[begin EXCERPT TO READ]

# Wrangler TJ ?



## RONK (Jan 22, 2008)

I'm considering buying one as a second plow truck to do residential and light commercial.I'd want a 4.0 and would't have a problem using a manual trans.What should I be looking for in a TJ?Best years?What modifications are recommended?What plow?What are there limitations in plowing with one?Thanks.


----------



## gunsworth (Nov 18, 2003)

there were a bunch of electrical issues in 97, a few in 98 and pretty sure they were worked out in 99. Then around 02 or 03 they got a 6 speed in place of the 5 speed manual. you really cant go wrong with any year though. and do a search for setup, theres enough around here


----------



## Max Wedge (Jul 22, 2009)

If you want a 5spd, I would look for a late 01 to 04, with the NV3550 trans, which is stronger than the AX15. The 6spd has a very low torque limitation, so I have my doubts about it's longevity, but I haven't heard of any problems either. The 97 electrical problem was with the main connection to the IP. It was easily fixed, and I think there was a recall on it. I haven't heard of any electrical problems on 98-99.
2000 also was the year it went distributorless, which I like for wet conditions. I think the 6spd was 05 or later, wasn't an option when I got my 04.


----------



## martyman (Nov 11, 2000)

In the movie Christmas story they keep saying to the little boy that wants a BB gun "you're going to shoot your eye out"...with a Stick "your going to burn your clutch out"


----------



## theplowmeister (Nov 14, 2006)

martyman;877187 said:


> In the movie Christmas story they keep saying to the little boy that wants a BB gun "you're going to shoot your eye out"...with a Stick "your going to burn your clutch out"


Just because YOU burn out clutches :crying: dont mean he will. I've plowed with clutches for 23 years NEVER Burnt one out. My Friend has been plowing with a clutch for 30 years he never burnt one out.

But then I have a Friend that burnt one out in a car in 2 days. He only drives automatics now. I WONT lend him my jeep.


----------



## RONK (Jan 22, 2008)

I've plowed with a manual trans for a few years,no problems.I have an auto now but wouldn't have a problem going back,thanks for the warning though.


----------

[end EXCERPT TO READ]

**REQUIREMENTS:**
A. Answer these questions from the Wrangler TJ thread:
(i) Which engine size does RONK want?
(ii) Which transmission does Max Wedge call stronger than the AX15?
(iii) For how many years has theplowmeister plowed with clutches?
B. For each statement, decide whether the Wrangler TJ thread supports it. Answer yes or no, and quote the words that settle it.
(i) Max Wedge names 2000 as the year the TJ went distributorless.
(ii) gunsworth says the 97 model had no electrical issues.
(iii) RONK currently drives a vehicle with a manual transmission.
C. Please print the passage of the Wrangler TJ thread from "Just because YOU" up to and including "he never burnt one out.".
The entries that come after the Wrangler TJ thread are separate material.

[begin ENTRIES SHOWN]

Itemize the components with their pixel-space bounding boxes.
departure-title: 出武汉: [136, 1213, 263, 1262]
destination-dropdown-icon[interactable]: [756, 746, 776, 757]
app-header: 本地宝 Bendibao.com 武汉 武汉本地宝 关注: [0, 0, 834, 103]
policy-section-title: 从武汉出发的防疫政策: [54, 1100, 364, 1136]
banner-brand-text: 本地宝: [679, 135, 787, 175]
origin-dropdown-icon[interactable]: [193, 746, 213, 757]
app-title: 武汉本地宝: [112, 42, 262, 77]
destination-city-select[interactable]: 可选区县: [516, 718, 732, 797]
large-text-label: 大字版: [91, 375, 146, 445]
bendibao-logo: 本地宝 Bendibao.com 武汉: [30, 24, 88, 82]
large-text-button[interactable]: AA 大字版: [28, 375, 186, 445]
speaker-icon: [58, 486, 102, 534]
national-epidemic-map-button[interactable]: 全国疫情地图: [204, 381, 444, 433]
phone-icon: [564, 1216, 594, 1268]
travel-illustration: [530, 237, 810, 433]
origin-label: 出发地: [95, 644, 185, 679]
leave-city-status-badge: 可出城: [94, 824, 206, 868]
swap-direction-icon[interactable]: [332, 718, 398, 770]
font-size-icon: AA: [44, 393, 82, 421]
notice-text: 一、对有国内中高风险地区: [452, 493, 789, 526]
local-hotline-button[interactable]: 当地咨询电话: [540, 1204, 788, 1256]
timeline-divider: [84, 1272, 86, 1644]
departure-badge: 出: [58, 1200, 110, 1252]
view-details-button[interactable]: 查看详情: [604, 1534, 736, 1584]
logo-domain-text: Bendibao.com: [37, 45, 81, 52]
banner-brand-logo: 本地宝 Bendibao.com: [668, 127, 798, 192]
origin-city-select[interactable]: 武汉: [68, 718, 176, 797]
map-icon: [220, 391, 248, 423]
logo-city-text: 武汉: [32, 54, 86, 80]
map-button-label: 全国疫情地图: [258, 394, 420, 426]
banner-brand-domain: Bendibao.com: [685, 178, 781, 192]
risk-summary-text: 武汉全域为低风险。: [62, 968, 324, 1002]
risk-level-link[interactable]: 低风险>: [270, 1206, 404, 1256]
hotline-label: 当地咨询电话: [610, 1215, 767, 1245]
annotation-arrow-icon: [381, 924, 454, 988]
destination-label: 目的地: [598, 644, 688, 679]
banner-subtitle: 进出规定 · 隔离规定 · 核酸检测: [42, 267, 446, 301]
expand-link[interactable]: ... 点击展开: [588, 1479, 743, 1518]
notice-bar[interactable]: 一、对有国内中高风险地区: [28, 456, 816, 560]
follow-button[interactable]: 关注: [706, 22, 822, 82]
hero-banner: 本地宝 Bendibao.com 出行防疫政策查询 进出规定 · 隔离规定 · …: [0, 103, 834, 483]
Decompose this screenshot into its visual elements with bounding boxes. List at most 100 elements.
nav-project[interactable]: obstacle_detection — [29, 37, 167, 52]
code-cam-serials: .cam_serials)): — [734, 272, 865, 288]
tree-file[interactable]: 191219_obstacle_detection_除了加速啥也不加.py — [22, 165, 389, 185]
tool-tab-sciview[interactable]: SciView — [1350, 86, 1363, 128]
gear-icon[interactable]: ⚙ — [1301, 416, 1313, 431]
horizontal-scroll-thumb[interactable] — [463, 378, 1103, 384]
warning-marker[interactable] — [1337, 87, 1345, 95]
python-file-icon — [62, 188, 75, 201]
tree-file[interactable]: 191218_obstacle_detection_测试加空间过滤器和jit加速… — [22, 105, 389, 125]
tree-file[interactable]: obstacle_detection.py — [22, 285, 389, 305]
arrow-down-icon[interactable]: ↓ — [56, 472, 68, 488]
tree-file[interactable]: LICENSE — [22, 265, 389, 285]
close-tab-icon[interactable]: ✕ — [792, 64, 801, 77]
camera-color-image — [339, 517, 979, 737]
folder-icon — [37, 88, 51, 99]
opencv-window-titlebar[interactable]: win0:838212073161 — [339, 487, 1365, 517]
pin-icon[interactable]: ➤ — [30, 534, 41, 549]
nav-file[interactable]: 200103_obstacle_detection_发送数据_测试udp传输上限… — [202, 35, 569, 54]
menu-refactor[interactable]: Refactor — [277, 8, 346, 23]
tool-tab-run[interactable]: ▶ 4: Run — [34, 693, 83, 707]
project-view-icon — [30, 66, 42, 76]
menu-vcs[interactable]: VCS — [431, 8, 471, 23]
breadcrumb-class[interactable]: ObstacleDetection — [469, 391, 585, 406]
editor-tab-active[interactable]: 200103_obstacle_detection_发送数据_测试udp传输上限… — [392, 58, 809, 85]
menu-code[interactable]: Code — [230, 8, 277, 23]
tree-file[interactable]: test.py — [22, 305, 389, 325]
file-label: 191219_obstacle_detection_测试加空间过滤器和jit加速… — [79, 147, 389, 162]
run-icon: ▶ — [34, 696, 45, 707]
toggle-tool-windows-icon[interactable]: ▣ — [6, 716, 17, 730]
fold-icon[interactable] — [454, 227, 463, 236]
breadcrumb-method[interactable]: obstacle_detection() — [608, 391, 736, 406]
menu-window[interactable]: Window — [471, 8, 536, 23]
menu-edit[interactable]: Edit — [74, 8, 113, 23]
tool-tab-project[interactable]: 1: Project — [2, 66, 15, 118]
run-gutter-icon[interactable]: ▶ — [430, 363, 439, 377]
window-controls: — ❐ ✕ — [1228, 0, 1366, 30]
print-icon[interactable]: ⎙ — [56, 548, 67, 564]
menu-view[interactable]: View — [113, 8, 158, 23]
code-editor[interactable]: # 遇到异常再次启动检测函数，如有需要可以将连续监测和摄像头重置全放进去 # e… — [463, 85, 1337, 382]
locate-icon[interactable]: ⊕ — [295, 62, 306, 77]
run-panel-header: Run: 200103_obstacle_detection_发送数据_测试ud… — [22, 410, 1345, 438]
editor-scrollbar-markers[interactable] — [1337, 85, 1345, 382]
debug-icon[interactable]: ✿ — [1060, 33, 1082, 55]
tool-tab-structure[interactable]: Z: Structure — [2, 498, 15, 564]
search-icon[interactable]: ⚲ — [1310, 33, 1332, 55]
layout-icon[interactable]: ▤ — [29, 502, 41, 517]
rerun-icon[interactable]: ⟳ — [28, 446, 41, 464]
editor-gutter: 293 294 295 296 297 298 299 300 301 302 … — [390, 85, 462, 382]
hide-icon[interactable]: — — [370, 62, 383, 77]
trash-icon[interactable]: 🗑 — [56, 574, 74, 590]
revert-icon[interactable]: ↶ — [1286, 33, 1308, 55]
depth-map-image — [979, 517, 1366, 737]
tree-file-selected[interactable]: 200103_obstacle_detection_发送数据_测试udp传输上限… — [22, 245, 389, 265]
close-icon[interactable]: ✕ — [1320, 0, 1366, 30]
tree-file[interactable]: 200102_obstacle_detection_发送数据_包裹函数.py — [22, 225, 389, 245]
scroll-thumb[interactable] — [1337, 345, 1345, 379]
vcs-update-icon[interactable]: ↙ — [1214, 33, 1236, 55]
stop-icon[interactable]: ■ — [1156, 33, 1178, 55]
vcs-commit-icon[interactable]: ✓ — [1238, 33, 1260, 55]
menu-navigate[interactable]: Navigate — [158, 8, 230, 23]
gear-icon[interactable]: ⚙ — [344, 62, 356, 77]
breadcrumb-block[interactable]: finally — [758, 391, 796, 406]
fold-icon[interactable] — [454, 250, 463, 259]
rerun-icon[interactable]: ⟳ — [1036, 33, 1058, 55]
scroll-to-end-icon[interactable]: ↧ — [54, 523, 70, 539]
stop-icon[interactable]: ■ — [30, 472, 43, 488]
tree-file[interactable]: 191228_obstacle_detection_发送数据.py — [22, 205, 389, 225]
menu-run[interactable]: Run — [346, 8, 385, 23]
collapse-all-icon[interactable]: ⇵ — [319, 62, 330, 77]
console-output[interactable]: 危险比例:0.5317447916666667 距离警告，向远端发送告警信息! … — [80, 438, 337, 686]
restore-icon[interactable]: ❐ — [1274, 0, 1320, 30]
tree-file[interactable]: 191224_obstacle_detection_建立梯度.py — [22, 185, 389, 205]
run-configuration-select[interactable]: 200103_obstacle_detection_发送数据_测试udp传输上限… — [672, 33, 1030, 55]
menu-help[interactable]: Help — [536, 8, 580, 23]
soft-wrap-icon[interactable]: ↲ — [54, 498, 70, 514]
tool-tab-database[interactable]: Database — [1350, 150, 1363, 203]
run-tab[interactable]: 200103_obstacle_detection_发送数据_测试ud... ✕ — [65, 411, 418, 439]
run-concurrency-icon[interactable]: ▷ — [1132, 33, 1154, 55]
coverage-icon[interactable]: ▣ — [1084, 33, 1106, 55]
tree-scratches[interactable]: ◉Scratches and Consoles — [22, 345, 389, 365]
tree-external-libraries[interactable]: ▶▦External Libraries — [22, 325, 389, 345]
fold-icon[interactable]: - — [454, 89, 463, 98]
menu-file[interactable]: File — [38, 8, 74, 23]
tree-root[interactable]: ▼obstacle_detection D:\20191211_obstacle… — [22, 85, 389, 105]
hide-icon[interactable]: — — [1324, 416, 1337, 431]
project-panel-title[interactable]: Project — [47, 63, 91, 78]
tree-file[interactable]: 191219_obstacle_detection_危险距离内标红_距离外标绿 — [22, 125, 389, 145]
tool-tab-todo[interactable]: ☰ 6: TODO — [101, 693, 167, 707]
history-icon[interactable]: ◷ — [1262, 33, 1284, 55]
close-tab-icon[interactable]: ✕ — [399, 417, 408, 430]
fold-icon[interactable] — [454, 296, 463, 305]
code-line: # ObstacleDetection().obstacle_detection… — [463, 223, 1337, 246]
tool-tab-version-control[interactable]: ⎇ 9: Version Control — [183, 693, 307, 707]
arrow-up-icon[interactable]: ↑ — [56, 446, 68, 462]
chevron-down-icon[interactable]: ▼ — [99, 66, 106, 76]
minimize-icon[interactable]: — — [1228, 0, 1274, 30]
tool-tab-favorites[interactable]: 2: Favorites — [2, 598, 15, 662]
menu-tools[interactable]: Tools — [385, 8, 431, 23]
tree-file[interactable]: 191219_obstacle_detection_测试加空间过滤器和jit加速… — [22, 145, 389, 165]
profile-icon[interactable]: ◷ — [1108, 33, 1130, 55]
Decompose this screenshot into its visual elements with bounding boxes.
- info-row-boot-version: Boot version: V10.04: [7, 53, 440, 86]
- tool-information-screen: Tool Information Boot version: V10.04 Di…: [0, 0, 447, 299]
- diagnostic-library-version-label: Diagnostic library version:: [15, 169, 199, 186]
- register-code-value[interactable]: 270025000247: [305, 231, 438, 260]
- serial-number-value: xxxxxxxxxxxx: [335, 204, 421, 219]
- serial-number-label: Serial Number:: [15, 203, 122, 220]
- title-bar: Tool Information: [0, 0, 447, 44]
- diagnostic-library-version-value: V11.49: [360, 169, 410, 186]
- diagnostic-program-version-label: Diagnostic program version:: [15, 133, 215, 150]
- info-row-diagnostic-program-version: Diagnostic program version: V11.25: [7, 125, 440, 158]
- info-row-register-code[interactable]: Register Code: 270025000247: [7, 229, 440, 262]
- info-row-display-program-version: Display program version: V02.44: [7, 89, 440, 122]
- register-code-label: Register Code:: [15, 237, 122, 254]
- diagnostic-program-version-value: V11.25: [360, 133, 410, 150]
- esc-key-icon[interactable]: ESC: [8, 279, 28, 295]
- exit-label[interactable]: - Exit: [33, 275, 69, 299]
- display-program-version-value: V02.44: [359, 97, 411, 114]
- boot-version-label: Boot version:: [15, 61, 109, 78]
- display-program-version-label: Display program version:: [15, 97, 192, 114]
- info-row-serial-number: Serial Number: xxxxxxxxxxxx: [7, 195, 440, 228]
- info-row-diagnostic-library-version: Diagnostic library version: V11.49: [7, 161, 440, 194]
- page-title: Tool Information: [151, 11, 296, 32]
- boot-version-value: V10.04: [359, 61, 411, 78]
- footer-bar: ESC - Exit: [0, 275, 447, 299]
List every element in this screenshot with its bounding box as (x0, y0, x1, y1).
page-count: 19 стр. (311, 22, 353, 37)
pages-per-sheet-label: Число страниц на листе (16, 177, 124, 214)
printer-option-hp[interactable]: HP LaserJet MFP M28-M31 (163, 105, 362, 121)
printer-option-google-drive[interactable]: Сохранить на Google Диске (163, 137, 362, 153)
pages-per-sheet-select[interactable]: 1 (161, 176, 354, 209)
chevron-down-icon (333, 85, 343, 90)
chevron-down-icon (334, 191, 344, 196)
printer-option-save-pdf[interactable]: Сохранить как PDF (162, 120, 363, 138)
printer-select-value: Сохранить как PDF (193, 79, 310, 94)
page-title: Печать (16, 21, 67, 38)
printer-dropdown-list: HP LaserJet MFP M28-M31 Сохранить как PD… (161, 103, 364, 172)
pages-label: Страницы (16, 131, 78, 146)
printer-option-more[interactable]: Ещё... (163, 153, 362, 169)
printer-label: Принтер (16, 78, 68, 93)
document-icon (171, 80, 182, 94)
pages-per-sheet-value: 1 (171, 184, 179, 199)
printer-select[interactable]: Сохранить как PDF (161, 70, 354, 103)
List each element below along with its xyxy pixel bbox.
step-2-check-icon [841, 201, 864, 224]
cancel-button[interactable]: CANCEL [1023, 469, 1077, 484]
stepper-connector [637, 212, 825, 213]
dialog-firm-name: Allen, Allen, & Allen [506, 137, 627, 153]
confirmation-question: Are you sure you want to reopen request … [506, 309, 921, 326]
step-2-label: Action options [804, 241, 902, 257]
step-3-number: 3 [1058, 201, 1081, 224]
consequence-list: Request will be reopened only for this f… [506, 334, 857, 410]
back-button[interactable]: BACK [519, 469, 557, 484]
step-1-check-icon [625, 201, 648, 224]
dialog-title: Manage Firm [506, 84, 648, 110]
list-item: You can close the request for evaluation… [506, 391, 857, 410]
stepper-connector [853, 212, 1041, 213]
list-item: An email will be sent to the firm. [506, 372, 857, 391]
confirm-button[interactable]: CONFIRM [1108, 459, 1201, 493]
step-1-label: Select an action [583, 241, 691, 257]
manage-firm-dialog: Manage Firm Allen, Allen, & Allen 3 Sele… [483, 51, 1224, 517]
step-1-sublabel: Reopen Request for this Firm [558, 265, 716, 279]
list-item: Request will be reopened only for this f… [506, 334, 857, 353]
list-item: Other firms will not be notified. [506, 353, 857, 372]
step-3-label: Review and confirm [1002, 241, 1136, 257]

[end ENTRIES SHOWN]

**OUTPUTS BY TASK:**
A.
(i) A 4.0
(ii) The NV3550
(iii) 23 years

B.
(i) Yes: "2000 also was the year it went distributorless"
(ii) No: "there were a bunch of electrical issues in 97"
(iii) No: "I have an auto now"

C.
Just because YOU burn out clutches :crying: dont mean he will. I've plowed with clutches for 23 years NEVER Burnt one out. My Friend has been plowing with a clutch for 30 years he never burnt one out.